┌─ SOURCE TEXT
Church History Sites in all 50 States
Visiting church history sites can be an important way to connect with your religious heritage. And you don’t have to visit Utah or the Northeast to find important sites. LDS.net has gathered church history locations from all 50 US states!
Plan a trip, or make a special visit as part of a vacation you’re already planning. Choose a state below or read through from the start.
AK | AL | AR | AZ | CA | CO | CT | DE | FL | GA | HI | IA | ID | IL | IN | KS | KY | LA | MA | MD | ME | MI | MN | MO | MS | MT | NC | ND | NE | NH | NJ | NM | NV | OH | OK | OR | PA | RI | SC | SD | TN | TX | UT | VA | WA | WI | WV | WY
Alabama
On October 7, 1839, Lysander Davis delivered the first LDS sermon in the state of Alabama on the steps of the Montgomery county courthouse.
The courthouse is no longer standing, but there is a small pavilion to honor Rosa Parks where it used to stand.
32°22’39.9″N 86°18’32.5″W
Alaska
Edward G. Cannon served an eight-year mission around Alaska in a “tabernacle on wheels.” The mission began when he baptized his companion Kedzie N. Winnie in the Bering Sea off Nome, Alaska.
The best views of the area are behind Polar Café in Nome.
Arizona
A dairy was established during the early Mormon colonization of Arizona. From 1876 to 1886 the dairy produced large quantities of cheese and butter for Latter-day Saint settlements in the surrounding area.
The dairy was located just off of Mormon Lake, about 30 miles southeast of Flagstaff. While the dairy is no longer standing, a water pump now occupies the same location.
Arkansas
One of the first of the newly called Twelve Apostles, Parley P. Pratt was beloved among the Latter-day Saints for his missionary zeal. When he was murdered in Arkansas, it had a dramatic effect on the minds and attitudes of the early saints.
This church history sites is now a marker now at his gravesite in Alma, Arkansas.
California
In 1849, former members of the Mormon Battalion came to an area now known as “Mormon Bar,” to find land to farm. But instead they found gold. Before gold prospectors kicked them out of the area, Samuel Brennan collected “tithing” from the gold find, but pocketed the money instead of giving it to the Church.
A historical marker can be found on the south side of the Mariposa County Fairgrounds.
Colorado
A group of saints from Mississippi traveling to Salt Lake spent the Winter of 1846-1847 in Pueblo, Colorado. They cared for sick members of the Mormon Battalion that traveled through the area.
A marker commemorating the event can be found near the boat entrance at Runyon Lake Park — though local Latter-day Saints are considering moving it to the nearby Historic Arkansas River Park that gets much more foot traffic.
Connecticut
Wilford Woodruff, the fourth president of the Church, was born between Avon and Farmington Connecticut.
A beautiful stone marker now sits at the site of his family farm, about three-quarters of a mile from where the house was located.
└─
┌─ SOURCE MATERIAL
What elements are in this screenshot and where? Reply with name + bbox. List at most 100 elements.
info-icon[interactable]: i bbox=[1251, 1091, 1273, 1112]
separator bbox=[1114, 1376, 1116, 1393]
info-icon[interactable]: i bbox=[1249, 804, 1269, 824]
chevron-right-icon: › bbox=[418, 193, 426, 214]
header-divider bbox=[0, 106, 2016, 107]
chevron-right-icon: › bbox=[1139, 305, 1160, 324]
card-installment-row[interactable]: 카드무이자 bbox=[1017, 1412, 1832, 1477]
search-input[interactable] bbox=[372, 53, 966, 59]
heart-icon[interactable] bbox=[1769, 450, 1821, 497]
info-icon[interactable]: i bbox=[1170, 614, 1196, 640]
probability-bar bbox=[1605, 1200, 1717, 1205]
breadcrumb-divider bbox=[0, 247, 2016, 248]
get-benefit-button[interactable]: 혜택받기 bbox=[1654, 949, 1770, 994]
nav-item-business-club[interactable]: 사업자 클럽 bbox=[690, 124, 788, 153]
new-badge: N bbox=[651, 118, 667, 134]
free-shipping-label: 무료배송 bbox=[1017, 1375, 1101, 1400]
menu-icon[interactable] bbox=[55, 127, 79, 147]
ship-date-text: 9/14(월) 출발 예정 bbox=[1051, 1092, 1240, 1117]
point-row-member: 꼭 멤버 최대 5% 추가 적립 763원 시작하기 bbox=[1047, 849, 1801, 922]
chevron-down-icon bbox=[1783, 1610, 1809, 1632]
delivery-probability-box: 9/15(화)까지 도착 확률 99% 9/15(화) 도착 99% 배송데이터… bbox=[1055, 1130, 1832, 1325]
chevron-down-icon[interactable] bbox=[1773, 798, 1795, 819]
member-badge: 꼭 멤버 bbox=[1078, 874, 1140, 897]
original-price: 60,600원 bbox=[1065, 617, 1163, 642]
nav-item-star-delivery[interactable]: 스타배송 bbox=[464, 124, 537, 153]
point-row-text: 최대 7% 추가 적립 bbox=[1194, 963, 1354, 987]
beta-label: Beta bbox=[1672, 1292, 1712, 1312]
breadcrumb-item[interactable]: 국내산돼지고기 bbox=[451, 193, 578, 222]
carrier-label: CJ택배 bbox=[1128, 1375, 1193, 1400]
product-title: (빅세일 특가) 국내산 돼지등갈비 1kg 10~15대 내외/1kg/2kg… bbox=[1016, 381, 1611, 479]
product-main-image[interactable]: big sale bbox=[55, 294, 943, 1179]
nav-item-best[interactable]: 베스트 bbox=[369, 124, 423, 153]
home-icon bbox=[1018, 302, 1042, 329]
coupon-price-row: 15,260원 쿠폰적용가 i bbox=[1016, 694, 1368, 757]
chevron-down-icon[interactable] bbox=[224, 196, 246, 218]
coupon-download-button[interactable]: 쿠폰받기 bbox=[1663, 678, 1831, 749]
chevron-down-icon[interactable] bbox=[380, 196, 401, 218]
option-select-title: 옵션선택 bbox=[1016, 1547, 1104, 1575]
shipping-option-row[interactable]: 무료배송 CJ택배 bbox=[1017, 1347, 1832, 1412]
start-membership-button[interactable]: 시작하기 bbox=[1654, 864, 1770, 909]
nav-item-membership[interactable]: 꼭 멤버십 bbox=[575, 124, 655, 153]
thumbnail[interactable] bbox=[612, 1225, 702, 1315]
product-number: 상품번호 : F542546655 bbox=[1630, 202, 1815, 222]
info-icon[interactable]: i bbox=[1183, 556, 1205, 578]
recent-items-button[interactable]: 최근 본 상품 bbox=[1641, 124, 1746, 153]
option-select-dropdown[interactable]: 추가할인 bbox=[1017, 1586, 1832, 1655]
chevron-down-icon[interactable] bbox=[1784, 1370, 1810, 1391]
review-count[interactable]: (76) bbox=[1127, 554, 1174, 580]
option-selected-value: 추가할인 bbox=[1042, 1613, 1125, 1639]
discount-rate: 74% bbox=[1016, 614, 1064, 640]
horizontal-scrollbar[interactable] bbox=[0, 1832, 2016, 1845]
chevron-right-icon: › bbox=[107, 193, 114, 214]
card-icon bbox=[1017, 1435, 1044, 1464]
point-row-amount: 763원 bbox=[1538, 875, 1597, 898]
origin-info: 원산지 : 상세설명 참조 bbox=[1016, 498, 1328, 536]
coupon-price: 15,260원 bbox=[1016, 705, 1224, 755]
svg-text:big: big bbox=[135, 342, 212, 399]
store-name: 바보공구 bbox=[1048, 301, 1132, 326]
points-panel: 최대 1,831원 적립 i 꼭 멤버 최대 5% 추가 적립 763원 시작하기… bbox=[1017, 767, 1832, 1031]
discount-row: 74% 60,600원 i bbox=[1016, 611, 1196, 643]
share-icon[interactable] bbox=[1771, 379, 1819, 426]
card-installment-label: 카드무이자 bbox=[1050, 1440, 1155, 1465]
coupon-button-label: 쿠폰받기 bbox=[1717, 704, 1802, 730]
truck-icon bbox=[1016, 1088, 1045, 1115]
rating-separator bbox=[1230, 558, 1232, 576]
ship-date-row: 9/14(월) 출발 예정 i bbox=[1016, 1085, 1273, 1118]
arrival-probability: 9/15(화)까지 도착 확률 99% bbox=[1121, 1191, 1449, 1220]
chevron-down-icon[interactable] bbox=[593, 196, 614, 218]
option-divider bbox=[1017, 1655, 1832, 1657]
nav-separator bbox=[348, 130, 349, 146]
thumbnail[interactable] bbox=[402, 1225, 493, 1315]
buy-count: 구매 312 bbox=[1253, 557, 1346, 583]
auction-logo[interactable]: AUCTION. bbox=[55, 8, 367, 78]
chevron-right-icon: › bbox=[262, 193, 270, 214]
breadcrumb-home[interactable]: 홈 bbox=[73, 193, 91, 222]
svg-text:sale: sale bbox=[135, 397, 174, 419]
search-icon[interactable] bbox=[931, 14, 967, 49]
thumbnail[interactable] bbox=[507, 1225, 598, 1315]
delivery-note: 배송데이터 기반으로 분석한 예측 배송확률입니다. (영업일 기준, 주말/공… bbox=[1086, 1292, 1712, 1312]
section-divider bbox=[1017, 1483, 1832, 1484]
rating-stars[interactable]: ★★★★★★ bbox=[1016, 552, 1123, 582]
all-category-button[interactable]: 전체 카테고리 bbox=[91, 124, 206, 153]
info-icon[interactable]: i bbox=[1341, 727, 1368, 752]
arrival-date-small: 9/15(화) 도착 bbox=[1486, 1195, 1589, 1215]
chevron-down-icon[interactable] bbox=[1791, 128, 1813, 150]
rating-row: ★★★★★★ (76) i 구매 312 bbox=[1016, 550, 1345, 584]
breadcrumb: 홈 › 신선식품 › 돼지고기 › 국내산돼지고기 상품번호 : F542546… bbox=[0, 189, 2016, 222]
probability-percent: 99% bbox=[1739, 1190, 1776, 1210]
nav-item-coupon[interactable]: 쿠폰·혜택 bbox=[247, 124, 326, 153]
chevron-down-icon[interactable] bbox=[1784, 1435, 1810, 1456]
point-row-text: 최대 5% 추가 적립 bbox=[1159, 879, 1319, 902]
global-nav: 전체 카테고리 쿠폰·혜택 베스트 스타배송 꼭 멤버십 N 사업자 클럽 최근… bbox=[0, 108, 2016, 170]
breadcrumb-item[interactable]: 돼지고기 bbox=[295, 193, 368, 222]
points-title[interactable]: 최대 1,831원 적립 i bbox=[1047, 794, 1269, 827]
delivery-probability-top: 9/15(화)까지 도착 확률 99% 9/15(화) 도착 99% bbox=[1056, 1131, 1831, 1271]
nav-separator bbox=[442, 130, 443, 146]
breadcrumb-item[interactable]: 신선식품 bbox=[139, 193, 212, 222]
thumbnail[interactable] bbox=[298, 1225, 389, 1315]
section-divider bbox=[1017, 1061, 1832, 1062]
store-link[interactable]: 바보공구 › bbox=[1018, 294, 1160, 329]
└─
■ **GIVEN EXERCISE A**: According to the church history sites page, where was Wilford Woodruff born?
■ **GIVEN EXERCISE B**: Rewrite the rows starting at the first row and ending at the row containing "678, 1831, 749]", changing "info-icon" to "help-icon" and leaving everything else the same.
The rows and the church history sites page are unrelated material.

■ **EXPECTED ANSWER A**: Between Avon and Farmington, Connecticut.

■ **EXPECTED ANSWER B**:
What elements are in this screenshot and where? Reply with name + bbox. List at most 100 elements.
help-icon[interactable]: i bbox=[1251, 1091, 1273, 1112]
separator bbox=[1114, 1376, 1116, 1393]
help-icon[interactable]: i bbox=[1249, 804, 1269, 824]
chevron-right-icon: › bbox=[418, 193, 426, 214]
header-divider bbox=[0, 106, 2016, 107]
chevron-right-icon: › bbox=[1139, 305, 1160, 324]
card-installment-row[interactable]: 카드무이자 bbox=[1017, 1412, 1832, 1477]
search-input[interactable] bbox=[372, 53, 966, 59]
heart-icon[interactable] bbox=[1769, 450, 1821, 497]
help-icon[interactable]: i bbox=[1170, 614, 1196, 640]
probability-bar bbox=[1605, 1200, 1717, 1205]
breadcrumb-divider bbox=[0, 247, 2016, 248]
get-benefit-button[interactable]: 혜택받기 bbox=[1654, 949, 1770, 994]
nav-item-business-club[interactable]: 사업자 클럽 bbox=[690, 124, 788, 153]
new-badge: N bbox=[651, 118, 667, 134]
free-shipping-label: 무료배송 bbox=[1017, 1375, 1101, 1400]
menu-icon[interactable] bbox=[55, 127, 79, 147]
ship-date-text: 9/14(월) 출발 예정 bbox=[1051, 1092, 1240, 1117]
point-row-member: 꼭 멤버 최대 5% 추가 적립 763원 시작하기 bbox=[1047, 849, 1801, 922]
chevron-down-icon bbox=[1783, 1610, 1809, 1632]
delivery-probability-box: 9/15(화)까지 도착 확률 99% 9/15(화) 도착 99% 배송데이터… bbox=[1055, 1130, 1832, 1325]
chevron-down-icon[interactable] bbox=[1773, 798, 1795, 819]
member-badge: 꼭 멤버 bbox=[1078, 874, 1140, 897]
original-price: 60,600원 bbox=[1065, 617, 1163, 642]
nav-item-star-delivery[interactable]: 스타배송 bbox=[464, 124, 537, 153]
point-row-text: 최대 7% 추가 적립 bbox=[1194, 963, 1354, 987]
beta-label: Beta bbox=[1672, 1292, 1712, 1312]
breadcrumb-item[interactable]: 국내산돼지고기 bbox=[451, 193, 578, 222]
carrier-label: CJ택배 bbox=[1128, 1375, 1193, 1400]
product-title: (빅세일 특가) 국내산 돼지등갈비 1kg 10~15대 내외/1kg/2kg… bbox=[1016, 381, 1611, 479]
product-main-image[interactable]: big sale bbox=[55, 294, 943, 1179]
nav-item-best[interactable]: 베스트 bbox=[369, 124, 423, 153]
home-icon bbox=[1018, 302, 1042, 329]
coupon-price-row: 15,260원 쿠폰적용가 i bbox=[1016, 694, 1368, 757]
chevron-down-icon[interactable] bbox=[224, 196, 246, 218]
coupon-download-button[interactable]: 쿠폰받기 bbox=[1663, 678, 1831, 749]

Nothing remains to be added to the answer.